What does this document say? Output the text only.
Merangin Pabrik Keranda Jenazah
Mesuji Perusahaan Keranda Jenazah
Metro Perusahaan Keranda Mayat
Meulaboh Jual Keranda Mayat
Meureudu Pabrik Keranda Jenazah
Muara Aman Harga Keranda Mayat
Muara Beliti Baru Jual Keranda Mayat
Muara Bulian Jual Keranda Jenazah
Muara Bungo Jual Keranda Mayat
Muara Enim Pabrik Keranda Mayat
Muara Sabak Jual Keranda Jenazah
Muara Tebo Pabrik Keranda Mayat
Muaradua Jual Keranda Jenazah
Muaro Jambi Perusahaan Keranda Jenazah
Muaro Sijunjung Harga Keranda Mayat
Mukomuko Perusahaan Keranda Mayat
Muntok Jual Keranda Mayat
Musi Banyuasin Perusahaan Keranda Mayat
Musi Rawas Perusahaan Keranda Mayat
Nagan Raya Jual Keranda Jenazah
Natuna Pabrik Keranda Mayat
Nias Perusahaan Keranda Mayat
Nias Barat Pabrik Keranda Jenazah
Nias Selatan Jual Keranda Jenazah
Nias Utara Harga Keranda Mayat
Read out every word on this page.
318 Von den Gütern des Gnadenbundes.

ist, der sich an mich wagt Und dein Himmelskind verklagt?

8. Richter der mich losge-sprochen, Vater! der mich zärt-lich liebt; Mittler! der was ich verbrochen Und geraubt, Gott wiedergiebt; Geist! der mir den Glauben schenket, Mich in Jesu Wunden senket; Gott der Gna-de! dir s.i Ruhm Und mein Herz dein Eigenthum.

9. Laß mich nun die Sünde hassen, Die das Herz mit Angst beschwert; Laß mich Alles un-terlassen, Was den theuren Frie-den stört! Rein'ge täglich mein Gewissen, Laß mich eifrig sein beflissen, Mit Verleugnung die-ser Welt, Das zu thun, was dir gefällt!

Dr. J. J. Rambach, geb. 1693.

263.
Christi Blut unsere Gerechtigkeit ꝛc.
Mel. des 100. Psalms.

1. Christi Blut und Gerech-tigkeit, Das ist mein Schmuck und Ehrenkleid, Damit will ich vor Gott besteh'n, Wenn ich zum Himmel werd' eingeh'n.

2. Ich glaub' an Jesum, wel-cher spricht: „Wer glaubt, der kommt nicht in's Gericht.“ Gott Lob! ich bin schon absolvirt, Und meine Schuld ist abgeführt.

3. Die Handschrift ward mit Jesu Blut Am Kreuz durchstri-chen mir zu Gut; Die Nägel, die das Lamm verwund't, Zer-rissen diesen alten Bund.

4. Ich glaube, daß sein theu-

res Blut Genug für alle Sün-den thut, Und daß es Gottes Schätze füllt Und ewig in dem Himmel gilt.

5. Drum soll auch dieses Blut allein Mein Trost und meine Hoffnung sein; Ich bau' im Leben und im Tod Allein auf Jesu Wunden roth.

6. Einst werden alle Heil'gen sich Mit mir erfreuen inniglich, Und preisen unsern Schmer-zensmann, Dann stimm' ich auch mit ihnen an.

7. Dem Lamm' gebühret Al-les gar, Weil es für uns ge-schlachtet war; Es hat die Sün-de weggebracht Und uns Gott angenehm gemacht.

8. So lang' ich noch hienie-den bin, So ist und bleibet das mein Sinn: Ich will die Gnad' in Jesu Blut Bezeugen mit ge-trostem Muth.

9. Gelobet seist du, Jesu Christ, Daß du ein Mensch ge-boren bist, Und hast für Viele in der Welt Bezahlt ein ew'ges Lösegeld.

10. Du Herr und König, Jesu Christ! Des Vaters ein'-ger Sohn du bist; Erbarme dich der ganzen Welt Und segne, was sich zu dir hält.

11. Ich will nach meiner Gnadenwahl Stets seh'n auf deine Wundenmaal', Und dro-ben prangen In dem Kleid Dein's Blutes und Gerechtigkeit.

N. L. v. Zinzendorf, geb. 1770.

-- Problem --
Pick each line holding the word "Muaro" out of the data and copy it.

-- Reply to the task --
Muaro Jambi Perusahaan Keranda Jenazah
Muaro Sijunjung Harga Keranda Mayat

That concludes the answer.